[Stored data]
=======

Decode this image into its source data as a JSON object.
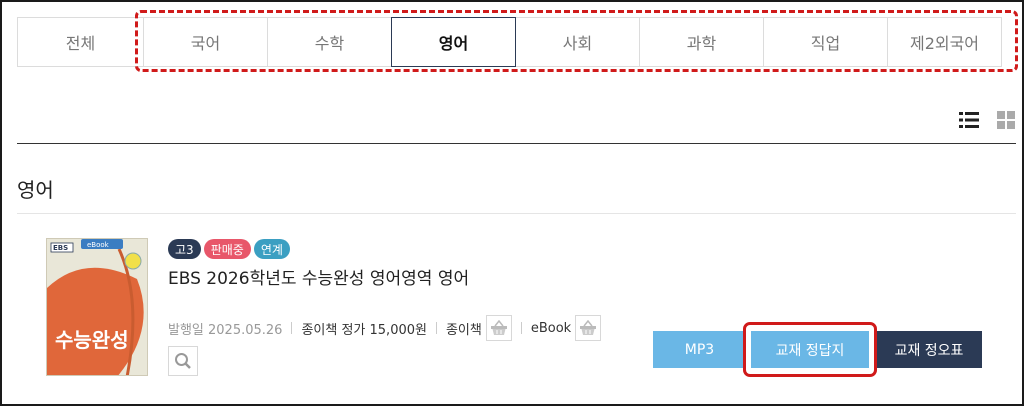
{
  "tabs": [
    {
      "label": "전체",
      "active": false
    },
    {
      "label": "국어",
      "active": false
    },
    {
      "label": "수학",
      "active": false
    },
    {
      "label": "영어",
      "active": true
    },
    {
      "label": "사회",
      "active": false
    },
    {
      "label": "과학",
      "active": false
    },
    {
      "label": "직업",
      "active": false
    },
    {
      "label": "제2외국어",
      "active": false
    }
  ],
  "view_icons": [
    "list-view-icon",
    "grid-view-icon"
  ],
  "section": {
    "title": "영어"
  },
  "book": {
    "badges": {
      "grade": "고3",
      "status": "판매중",
      "linked": "연계"
    },
    "title": "EBS 2026학년도 수능완성 영어영역 영어",
    "publish_date": "발행일 2025.05.26",
    "price": "종이책 정가 15,000원",
    "paper_label": "종이책",
    "ebook_label": "eBook",
    "cover": {
      "brand": "EBS",
      "tag": "eBook",
      "title": "수능완성",
      "accent": "#e0673a"
    }
  },
  "actions": {
    "mp3": "MP3",
    "answer_key": "교재 정답지",
    "errata": "교재 정오표"
  },
  "colors": {
    "navy": "#2b3a55",
    "sky": "#6ab7e6",
    "highlight": "#d01a1a"
  }
}
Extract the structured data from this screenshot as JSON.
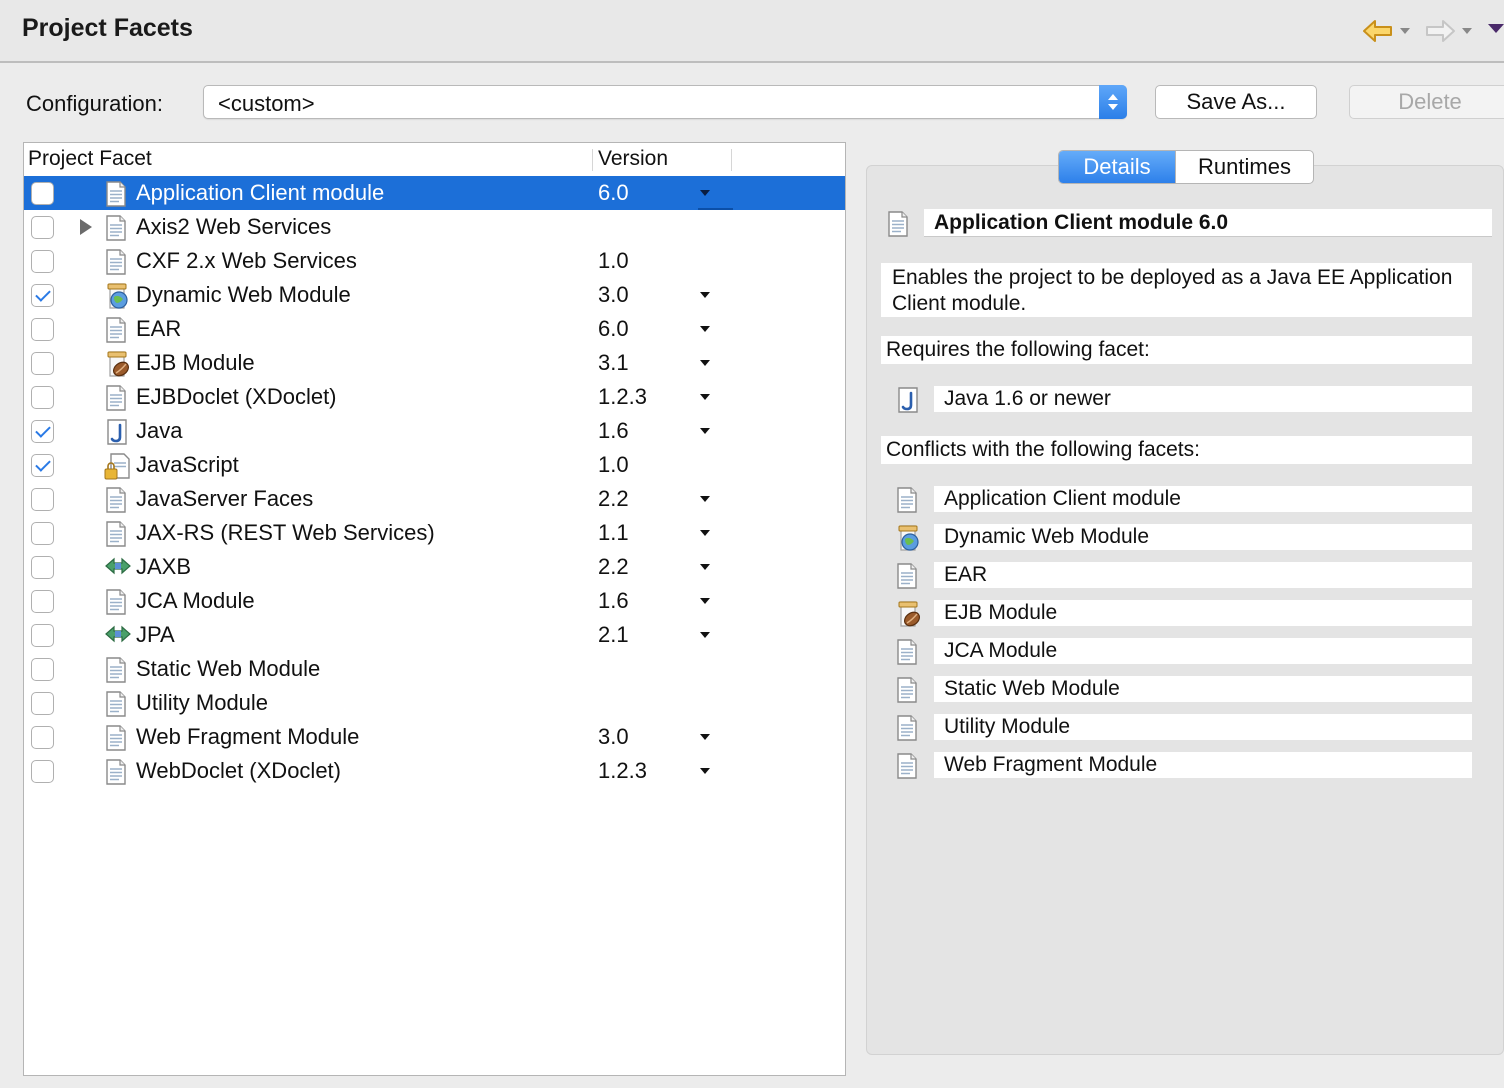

=======

Required task:
Answer only with how many lines in the records include "this".

Solution to the exercise:
2